» **WHAT THE EXERCISE ASKS**
Print the records below exactly as they appear.

» **RECORDS FOR PROCESSING**
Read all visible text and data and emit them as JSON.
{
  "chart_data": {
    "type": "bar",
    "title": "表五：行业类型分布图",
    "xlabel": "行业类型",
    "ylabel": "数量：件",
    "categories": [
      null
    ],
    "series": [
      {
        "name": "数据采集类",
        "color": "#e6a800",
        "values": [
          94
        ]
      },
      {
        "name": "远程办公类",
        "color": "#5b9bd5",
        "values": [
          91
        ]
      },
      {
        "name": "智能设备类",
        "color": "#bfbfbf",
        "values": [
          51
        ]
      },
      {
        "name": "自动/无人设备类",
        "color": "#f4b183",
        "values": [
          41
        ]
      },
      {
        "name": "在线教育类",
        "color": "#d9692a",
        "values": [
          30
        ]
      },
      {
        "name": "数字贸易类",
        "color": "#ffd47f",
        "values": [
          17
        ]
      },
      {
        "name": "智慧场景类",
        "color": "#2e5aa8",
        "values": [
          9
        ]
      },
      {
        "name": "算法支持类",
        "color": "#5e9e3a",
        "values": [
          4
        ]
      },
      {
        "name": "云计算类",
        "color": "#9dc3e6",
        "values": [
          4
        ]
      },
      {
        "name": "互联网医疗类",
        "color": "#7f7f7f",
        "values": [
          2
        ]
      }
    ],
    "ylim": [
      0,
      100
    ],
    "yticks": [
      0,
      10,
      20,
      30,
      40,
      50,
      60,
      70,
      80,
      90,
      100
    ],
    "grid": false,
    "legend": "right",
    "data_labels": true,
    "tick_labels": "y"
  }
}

» **EXPECTED ANSWER**
Read all visible text and data and emit them as JSON.
{
  "chart_data": {
    "type": "bar",
    "title": "表五：行业类型分布图",
    "xlabel": "行业类型",
    "ylabel": "数量：件",
    "categories": [
      null
    ],
    "series": [
      {
        "name": "数据采集类",
        "color": "#e6a800",
        "values": [
          94
        ]
      },
      {
        "name": "远程办公类",
        "color": "#5b9bd5",
        "values": [
          91
        ]
      },
      {
        "name": "智能设备类",
        "color": "#bfbfbf",
        "values": [
          51
        ]
      },
      {
        "name": "自动/无人设备类",
        "color": "#f4b183",
        "values": [
          41
        ]
      },
      {
        "name": "在线教育类",
        "color": "#d9692a",
        "values": [
          30
        ]
      },
      {
        "name": "数字贸易类",
        "color": "#ffd47f",
        "values": [
          17
        ]
      },
      {
        "name": "智慧场景类",
        "color": "#2e5aa8",
        "values": [
          9
        ]
      },
      {
        "name": "算法支持类",
        "color": "#5e9e3a",
        "values": [
          4
        ]
      },
      {
        "name": "云计算类",
        "color": "#9dc3e6",
        "values": [
          4
        ]
      },
      {
        "name": "互联网医疗类",
        "color": "#7f7f7f",
        "values": [
          2
        ]
      }
    ],
    "ylim": [
      0,
      100
    ],
    "yticks": [
      0,
      10,
      20,
      30,
      40,
      50,
      60,
      70,
      80,
      90,
      100
    ],
    "grid": false,
    "legend": "right",
    "data_labels": true,
    "tick_labels": "y"
  }
}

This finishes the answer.